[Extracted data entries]

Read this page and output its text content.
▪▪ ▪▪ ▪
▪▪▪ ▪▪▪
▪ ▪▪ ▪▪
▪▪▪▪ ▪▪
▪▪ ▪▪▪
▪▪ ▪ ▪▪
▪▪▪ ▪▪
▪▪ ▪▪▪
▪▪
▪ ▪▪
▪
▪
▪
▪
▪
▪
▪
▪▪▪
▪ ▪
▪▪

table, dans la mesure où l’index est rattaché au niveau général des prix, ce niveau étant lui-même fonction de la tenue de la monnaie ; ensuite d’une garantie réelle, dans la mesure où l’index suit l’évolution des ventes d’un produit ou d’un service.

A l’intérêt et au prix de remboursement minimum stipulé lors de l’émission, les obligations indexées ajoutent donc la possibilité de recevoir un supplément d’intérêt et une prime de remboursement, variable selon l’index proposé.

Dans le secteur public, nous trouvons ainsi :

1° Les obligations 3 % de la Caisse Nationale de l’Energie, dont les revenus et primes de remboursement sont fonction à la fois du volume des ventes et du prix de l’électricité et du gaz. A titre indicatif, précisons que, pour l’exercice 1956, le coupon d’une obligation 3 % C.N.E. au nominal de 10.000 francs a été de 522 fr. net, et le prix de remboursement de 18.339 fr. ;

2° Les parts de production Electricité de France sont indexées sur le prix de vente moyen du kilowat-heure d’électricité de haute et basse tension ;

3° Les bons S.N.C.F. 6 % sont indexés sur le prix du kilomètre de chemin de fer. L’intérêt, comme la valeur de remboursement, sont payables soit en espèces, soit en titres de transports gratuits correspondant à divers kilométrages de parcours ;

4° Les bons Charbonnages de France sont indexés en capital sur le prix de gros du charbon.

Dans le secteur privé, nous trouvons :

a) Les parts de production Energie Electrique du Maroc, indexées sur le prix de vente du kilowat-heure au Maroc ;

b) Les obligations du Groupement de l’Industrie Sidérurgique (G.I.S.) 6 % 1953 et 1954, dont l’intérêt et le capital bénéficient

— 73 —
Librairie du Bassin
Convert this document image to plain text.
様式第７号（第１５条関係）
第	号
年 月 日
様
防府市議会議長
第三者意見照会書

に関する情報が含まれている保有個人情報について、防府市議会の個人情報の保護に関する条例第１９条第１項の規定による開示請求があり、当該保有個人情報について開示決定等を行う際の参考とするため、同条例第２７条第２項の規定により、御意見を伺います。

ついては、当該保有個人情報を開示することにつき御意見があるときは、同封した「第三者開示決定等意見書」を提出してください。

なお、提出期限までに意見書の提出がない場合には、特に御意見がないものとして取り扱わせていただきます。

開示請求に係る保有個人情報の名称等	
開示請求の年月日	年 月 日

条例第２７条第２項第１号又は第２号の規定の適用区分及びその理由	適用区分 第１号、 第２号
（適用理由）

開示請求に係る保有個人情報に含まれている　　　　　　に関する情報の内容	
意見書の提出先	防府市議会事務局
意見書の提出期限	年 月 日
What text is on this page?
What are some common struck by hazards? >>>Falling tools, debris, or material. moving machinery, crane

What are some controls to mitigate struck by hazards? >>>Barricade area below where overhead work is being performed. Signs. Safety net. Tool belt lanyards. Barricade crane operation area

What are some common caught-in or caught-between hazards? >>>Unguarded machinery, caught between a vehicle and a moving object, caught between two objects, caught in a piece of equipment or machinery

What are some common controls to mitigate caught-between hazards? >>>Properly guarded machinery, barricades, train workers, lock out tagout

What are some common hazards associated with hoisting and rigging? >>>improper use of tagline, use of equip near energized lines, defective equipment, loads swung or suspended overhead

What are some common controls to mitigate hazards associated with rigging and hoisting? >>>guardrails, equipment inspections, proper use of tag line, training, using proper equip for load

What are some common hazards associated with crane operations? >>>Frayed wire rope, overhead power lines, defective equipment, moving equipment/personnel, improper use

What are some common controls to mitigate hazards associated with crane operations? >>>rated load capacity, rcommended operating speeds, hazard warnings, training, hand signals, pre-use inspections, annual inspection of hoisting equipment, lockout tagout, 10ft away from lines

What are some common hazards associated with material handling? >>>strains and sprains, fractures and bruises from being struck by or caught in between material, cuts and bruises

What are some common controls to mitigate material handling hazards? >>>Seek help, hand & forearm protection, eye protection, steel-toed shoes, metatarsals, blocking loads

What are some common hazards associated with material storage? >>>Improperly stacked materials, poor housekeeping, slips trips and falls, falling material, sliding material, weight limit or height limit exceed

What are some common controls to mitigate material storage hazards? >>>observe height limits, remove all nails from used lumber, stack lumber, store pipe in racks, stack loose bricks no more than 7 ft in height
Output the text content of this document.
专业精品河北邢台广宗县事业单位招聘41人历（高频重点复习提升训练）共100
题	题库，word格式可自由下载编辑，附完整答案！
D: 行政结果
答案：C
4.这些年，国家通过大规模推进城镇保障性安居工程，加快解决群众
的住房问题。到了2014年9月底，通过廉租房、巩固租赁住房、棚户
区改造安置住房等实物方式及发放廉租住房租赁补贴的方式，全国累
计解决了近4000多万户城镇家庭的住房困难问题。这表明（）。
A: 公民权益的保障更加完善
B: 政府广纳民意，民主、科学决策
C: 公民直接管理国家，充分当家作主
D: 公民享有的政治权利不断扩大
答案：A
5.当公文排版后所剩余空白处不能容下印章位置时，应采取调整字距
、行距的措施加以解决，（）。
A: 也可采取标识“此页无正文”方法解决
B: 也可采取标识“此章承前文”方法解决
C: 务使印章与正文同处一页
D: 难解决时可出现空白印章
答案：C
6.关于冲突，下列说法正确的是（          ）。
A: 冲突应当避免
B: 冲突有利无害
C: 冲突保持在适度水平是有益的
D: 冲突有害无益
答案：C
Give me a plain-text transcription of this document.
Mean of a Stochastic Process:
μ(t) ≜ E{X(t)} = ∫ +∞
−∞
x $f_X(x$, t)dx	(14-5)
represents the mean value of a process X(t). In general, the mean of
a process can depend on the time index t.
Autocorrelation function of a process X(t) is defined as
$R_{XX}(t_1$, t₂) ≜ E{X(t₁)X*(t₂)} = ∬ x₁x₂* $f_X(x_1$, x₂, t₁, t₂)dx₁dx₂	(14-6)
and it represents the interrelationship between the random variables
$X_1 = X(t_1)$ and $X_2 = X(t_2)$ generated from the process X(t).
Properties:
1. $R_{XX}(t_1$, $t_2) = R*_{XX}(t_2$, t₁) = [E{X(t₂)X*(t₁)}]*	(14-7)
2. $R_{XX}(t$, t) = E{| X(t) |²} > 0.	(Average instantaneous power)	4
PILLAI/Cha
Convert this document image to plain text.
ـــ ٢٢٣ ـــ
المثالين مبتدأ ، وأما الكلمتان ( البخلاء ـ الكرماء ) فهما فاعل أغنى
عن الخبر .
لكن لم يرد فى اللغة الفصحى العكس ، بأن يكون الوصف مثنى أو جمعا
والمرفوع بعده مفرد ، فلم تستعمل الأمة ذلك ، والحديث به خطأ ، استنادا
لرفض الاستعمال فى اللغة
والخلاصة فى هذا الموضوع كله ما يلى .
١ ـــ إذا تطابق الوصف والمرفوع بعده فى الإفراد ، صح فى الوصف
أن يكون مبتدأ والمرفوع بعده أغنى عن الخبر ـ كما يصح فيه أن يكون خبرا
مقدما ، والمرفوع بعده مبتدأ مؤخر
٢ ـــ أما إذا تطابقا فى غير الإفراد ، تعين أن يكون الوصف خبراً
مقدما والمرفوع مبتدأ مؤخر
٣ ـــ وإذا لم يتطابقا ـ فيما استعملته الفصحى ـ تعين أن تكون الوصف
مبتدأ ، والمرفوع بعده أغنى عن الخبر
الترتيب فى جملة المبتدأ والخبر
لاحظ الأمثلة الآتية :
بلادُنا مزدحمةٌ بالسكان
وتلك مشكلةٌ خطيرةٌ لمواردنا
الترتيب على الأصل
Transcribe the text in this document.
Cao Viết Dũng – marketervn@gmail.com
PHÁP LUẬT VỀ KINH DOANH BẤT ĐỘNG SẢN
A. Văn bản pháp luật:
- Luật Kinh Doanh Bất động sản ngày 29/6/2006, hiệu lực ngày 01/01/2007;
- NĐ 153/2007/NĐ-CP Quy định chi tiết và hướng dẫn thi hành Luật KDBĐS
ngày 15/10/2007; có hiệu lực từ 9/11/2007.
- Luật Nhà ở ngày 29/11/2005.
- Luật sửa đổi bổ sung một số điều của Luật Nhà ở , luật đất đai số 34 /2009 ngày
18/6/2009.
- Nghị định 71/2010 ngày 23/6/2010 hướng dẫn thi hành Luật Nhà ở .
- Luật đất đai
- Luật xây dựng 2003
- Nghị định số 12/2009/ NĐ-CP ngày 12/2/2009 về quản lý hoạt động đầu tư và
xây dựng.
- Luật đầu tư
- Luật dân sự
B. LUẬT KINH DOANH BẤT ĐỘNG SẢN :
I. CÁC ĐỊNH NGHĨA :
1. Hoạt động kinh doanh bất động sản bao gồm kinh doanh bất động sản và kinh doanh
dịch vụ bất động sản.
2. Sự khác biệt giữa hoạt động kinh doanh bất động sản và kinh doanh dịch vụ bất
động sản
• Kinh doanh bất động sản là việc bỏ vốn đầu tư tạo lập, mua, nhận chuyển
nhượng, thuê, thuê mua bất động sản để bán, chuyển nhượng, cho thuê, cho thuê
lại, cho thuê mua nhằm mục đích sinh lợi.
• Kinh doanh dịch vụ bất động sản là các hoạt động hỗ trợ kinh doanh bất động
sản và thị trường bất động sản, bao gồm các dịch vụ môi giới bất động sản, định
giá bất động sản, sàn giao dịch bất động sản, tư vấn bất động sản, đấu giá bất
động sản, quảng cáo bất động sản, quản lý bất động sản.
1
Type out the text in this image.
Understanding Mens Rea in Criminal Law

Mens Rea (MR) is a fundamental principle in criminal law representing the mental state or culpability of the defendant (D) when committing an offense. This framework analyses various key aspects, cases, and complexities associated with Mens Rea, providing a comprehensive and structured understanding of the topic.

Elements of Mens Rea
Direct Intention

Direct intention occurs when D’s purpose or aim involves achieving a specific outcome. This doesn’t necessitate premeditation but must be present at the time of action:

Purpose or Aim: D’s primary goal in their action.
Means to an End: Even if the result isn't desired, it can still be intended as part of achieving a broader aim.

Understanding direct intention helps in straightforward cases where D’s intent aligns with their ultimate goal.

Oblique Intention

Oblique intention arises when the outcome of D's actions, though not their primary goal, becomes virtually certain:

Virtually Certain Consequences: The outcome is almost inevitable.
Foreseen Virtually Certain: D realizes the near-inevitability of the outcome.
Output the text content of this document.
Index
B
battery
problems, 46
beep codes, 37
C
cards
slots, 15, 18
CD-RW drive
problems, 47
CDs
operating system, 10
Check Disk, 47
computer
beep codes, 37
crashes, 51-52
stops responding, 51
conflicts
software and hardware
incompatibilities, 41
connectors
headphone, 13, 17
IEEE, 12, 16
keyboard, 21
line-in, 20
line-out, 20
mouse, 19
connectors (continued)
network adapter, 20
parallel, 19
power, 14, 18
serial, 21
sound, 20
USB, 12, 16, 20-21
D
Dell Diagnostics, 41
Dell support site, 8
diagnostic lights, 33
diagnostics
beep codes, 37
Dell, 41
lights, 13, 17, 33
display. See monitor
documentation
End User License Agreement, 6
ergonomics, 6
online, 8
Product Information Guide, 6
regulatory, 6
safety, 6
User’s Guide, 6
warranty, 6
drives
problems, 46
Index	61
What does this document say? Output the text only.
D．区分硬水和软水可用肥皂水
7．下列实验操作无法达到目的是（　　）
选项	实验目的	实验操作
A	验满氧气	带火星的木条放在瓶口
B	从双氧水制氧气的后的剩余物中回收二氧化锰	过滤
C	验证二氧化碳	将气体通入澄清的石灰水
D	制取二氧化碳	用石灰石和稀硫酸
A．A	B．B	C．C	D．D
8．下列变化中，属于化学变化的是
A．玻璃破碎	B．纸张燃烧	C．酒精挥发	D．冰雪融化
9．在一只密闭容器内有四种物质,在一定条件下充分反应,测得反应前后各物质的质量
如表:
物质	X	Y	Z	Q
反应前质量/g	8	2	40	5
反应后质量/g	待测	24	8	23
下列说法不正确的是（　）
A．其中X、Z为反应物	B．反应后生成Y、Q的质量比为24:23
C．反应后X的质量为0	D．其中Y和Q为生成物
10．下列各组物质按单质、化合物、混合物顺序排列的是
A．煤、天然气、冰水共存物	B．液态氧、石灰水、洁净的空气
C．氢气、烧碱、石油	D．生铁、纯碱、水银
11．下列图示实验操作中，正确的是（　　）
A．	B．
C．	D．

▶ **EXERCISE OBJECTIVE**
Copy out every line from the material above in which the word "Energie" appears.

▶ **WORKED SOLUTION**
1° Les obligations 3 % de la Caisse Nationale de l’Energie, dont les revenus et primes de remboursement sont fonction à la fois du volume des ventes et du prix de l’électricité et du gaz. A titre indicatif, précisons que, pour l’exercice 1956, le coupon d’une obligation 3 % C.N.E. au nominal de 10.000 francs a été de 522 fr. net, et le prix de remboursement de 18.339 fr. ;
a) Les parts de production Energie Electrique du Maroc, indexées sur le prix de vente du kilowat-heure au Maroc ;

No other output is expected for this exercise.